:: EXERCISE TASK ::
What is the number of lines containing the word "Indonesia"? Give that number alone.

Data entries
* Begin *
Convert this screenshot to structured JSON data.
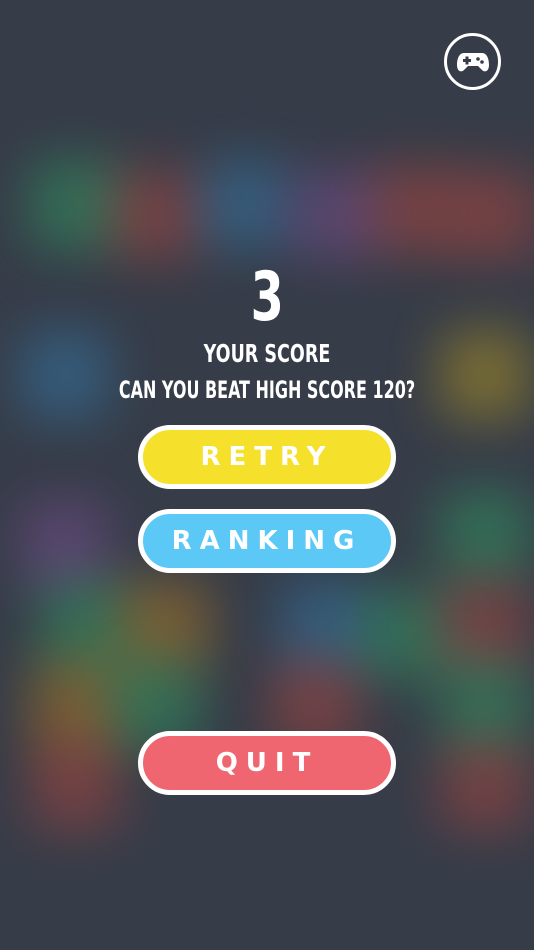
{
  "score": {
    "value": "3",
    "label": "YOUR SCORE",
    "high_score_text": "CAN YOU BEAT HIGH SCORE 120?"
  },
  "buttons": {
    "retry": "RETRY",
    "ranking": "RANKING",
    "quit": "QUIT"
  },
  "icons": {
    "top_right": "gamepad-icon"
  },
  "colors": {
    "background": "#363c48",
    "retry": "#f5e12b",
    "ranking": "#5bc8f5",
    "quit": "#f06670",
    "border": "#ffffff"
  }
}
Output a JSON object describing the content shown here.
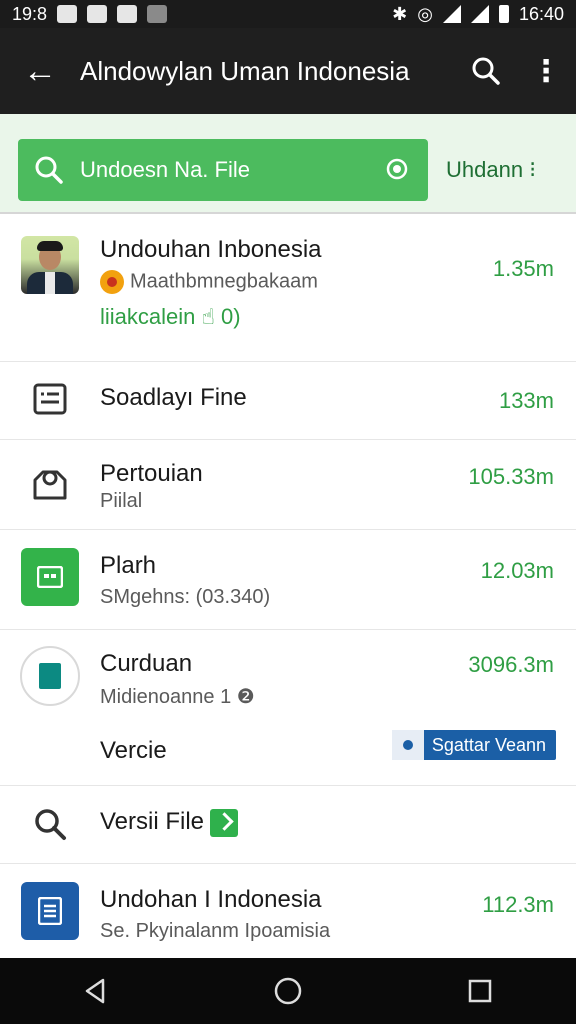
{
  "status_bar": {
    "time_left": "19:8",
    "time_right": "16:40"
  },
  "app_bar": {
    "back_icon": "arrow-left-icon",
    "title": "Alndowylan Uman Indonesia",
    "search_icon": "search-icon",
    "more_icon": "more-vert-icon"
  },
  "search": {
    "placeholder": "Undoesn Na. File",
    "side_action": "Uhdann ⁝"
  },
  "list": [
    {
      "title": "Undouhan Inbonesia",
      "subtitle": "Maathbmnegbakaam",
      "tag": "liiakcalein ☝ 0)",
      "size": "1.35m"
    },
    {
      "title": "Soadlayı Fine",
      "size": "133m"
    },
    {
      "title": "Pertouian",
      "subtitle": "Piilal",
      "size": "105.33m"
    },
    {
      "title": "Plarh",
      "subtitle": "SMgehns: (03.340)",
      "size": "12.03m"
    },
    {
      "title": "Curduan",
      "subtitle": "Midienoanne 1",
      "subtitle_badge": "❷",
      "size": "3096.3m"
    },
    {
      "title": "Vercie",
      "pill": "Sgattar Veann"
    },
    {
      "title": "Versii File"
    },
    {
      "title": "Undohan I Indonesia",
      "subtitle": "Se. Pkyinalanm Ipoamisia",
      "size": "112.3m"
    }
  ],
  "colors": {
    "app_bar": "#1f1f1f",
    "accent_green": "#4cbb5e",
    "size_green": "#2f9e44",
    "pill_blue": "#1b5fa6"
  }
}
* End *
:: SOLUTION ::
2